READING PASSAGE:
***

# Ludwigia white



## KZB (Jan 3, 2018)

Hello Everyone, I am having some issues with Ludwigia White. All new growth is nice and white, everything below the first inch or so ends up covered with green algae. My water parameters and par are in my journal. Does anyone have some pointers for me as for how to grow this plant properly. Btw Ludwigia white is the only plant doing this.


----------



## Maryland Guppy (Dec 6, 2014)

KZB said:


> Btw Ludwigia white is the only plant doing this.


Is this plant your newest acquisition?
What substrate was it grown in?
All other plants have been established for a while?


----------



## KZB (Jan 3, 2018)

I had ludwigia white maybe 3 months now. I had some of other plants for some time now. And few around the same time I got the ludwigia white. All the other plants seem ok. My substrate is eco complete


----------



## Maryland Guppy (Dec 6, 2014)

Just thinking out loud.

I may have issues of my own now moving plants from an active substrate to an inert sub.


----------



## Greggz (May 19, 2008)

I've heard Ludwigia White is a tricky plant.

I would contact who ever you got it from and find out the parameters it was grown in. Guessing it's different than what your are providing, and am curious to see what it likes. 

In general, if all other plants are doing well, I wouldn't chase it too much. Most likely has different optimal parameters than the rest of your tank. 

So I'd make minor adjustments at best. Don't jeopardize the rest of the tank for one plant. There will be something else that loves the soup you are serving.


----------



## KZB (Jan 3, 2018)

Thanks @*Greggz*, this is actually my 2nd round with ludwigia white. Both times they came in emerse form. Both transitioned fine. First round I don't think i had enough light, it grew really leggy maybe and more than an 1" between leaves. But had the same lower algae problem. This round its growing much more compact. I am going to try spot treat using excel on 1 of the the 4 stems I have. Hope for the best, and the plant survives. I know that's only temporary. Btw I think my Swordtails are eating my ludwigia white.

So I pulled the ludwigia white, and them in an area less shaded. Let's see if that helps


----------



## AguaScape (Oct 28, 2018)

Apologies for hi-jacking your thread @KZB. I was about to post a Plant ID thread and saw this one already discussing the same plant. I think I have Ludwiga "white" in my tank but, I am not quite sure. It started out green, but it has really started to show white under higher light. Can someone confirm or deny? If it is, It definitely likes direct light.

***

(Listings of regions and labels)
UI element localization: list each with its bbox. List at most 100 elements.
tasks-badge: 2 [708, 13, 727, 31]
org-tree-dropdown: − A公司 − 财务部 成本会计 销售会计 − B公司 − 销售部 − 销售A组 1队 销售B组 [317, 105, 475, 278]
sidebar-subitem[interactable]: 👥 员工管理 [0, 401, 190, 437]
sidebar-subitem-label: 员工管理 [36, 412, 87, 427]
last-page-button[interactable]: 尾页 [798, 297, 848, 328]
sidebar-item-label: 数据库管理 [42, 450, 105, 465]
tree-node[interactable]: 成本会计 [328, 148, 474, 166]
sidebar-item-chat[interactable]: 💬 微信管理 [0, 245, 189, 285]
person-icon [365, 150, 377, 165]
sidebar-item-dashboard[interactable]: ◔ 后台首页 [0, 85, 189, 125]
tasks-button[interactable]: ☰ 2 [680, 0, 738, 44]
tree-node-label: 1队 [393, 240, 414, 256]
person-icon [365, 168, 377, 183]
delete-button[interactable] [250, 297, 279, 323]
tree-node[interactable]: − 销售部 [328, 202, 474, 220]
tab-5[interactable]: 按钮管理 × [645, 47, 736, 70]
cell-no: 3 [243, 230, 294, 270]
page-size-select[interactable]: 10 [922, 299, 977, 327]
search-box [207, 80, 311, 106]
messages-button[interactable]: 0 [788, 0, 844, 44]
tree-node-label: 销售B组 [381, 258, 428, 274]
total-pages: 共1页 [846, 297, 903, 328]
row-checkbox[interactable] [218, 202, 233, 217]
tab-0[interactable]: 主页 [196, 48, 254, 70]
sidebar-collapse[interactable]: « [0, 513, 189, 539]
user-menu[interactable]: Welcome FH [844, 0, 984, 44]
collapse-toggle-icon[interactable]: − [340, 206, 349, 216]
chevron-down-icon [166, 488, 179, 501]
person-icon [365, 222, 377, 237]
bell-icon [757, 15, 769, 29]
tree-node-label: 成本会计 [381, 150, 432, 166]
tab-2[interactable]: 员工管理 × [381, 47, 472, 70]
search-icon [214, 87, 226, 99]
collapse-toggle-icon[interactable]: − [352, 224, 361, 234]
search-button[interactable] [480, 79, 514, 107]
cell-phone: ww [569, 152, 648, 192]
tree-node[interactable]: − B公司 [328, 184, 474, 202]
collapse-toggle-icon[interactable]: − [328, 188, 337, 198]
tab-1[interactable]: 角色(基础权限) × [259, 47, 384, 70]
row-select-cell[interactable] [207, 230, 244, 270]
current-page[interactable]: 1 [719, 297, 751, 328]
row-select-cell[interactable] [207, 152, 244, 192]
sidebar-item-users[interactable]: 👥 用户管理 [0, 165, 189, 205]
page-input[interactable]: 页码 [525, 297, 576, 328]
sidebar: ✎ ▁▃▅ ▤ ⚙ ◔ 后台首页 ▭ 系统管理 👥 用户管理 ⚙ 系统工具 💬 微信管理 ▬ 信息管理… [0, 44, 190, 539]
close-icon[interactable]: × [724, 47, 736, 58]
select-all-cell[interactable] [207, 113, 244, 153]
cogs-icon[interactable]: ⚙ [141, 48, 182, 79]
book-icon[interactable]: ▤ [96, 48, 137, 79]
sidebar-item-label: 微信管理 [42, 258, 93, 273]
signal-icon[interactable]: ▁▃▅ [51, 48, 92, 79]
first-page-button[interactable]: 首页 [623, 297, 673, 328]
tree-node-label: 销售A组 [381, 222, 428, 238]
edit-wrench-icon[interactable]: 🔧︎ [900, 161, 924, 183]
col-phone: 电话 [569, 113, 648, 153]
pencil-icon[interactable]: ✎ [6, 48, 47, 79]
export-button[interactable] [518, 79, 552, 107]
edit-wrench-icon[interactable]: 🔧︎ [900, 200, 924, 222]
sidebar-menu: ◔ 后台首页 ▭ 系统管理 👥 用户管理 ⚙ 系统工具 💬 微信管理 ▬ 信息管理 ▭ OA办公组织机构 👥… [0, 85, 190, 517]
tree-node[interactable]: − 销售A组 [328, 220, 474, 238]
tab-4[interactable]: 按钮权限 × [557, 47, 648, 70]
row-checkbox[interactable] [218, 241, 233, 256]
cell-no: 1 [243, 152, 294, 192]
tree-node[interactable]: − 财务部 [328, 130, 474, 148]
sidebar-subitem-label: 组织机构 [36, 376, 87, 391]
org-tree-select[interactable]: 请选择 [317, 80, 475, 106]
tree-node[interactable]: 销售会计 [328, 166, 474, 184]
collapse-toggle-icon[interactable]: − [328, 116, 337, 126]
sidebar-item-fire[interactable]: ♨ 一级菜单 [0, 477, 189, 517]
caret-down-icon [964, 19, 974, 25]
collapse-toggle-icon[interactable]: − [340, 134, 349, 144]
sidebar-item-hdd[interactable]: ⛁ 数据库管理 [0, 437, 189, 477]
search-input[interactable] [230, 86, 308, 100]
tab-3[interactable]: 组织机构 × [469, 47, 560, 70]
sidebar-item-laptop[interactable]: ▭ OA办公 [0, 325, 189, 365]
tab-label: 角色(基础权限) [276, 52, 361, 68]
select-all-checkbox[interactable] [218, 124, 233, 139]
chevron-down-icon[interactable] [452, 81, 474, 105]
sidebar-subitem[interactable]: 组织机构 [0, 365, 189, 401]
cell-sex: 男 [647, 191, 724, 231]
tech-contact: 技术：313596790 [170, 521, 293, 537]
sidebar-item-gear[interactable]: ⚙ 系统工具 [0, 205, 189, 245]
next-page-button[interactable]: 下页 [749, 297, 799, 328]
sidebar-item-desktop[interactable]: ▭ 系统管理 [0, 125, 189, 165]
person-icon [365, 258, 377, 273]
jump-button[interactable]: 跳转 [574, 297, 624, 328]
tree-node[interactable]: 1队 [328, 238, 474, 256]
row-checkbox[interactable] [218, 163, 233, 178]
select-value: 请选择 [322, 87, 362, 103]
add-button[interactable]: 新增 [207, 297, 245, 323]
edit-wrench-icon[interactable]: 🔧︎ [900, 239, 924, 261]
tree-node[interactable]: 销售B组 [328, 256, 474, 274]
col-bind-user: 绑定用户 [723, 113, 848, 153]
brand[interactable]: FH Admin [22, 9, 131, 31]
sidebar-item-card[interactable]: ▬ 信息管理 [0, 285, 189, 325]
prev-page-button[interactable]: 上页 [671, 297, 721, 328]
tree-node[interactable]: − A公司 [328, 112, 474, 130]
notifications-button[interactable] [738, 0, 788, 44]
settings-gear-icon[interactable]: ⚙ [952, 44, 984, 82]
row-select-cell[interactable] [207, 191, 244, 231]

***

WORK INSTRUCTIONS:
1 - Answer these questions about the Ludwigia White thread:
(a) What substrate does KZB use?
(b) For about how long had KZB had the Ludwigia White?
(c) What does KZB plan to spot treat with, and on how many of the stems?
2 - Please carry on the Ludwigia White thread from where it stops.
The data has no connection to the Ludwigia White thread.

RESULTS:
1 -
(a) Eco complete.
(b) About three months.
(c) Excel, on one of the four stems.

2 -
----------



## KZB (Jan 3, 2018)

Hello @AguaScape, I dont think that's Ludwigia white. It's a Beautiful plant though. I am curious to know it is too.


----------



## Wobblebonk (Feb 13, 2018)

That looks like limnophila aromatica to me... there's no uhhh serrated edge to the leaves on submerged ludwigia white.


----------



## AguaScape (Oct 28, 2018)

KZB said:


> Hello @AguaScape, I dont think that's Ludwigia white. It's a Beautiful plant though. I am curious to know it is too.





Wobblebonk said:


> That looks like limnophila aromatica to me... there's no uhhh serrated edge to the leaves on submerged ludwigia white.


Thanks guys. @Wobblebonk I think you are correct about it being Limnophila aromatica. I remember getting some at the Sacramento plant exchange. It really does seem to lighten up under higher light though. I have some in more shaded areas of the tank and it does not seem as happy. Hoping it will get some reds and oranges when it gets closer to the light. I do want to try out Ludwigia white though. Just need to clear out a space for it first.


----------



## SingAlongWithTsing (Jun 11, 2015)

Maryland Guppy said:


> Just thinking out loud.
> 
> I may have issues of my own now moving plants from an active substrate to an inert sub.


Ludwigia White can definitely grow in inert substrate. 

Pic from Marian Sterian's tank, but he has soft water so it isn't really a fair comparison between KZB and him.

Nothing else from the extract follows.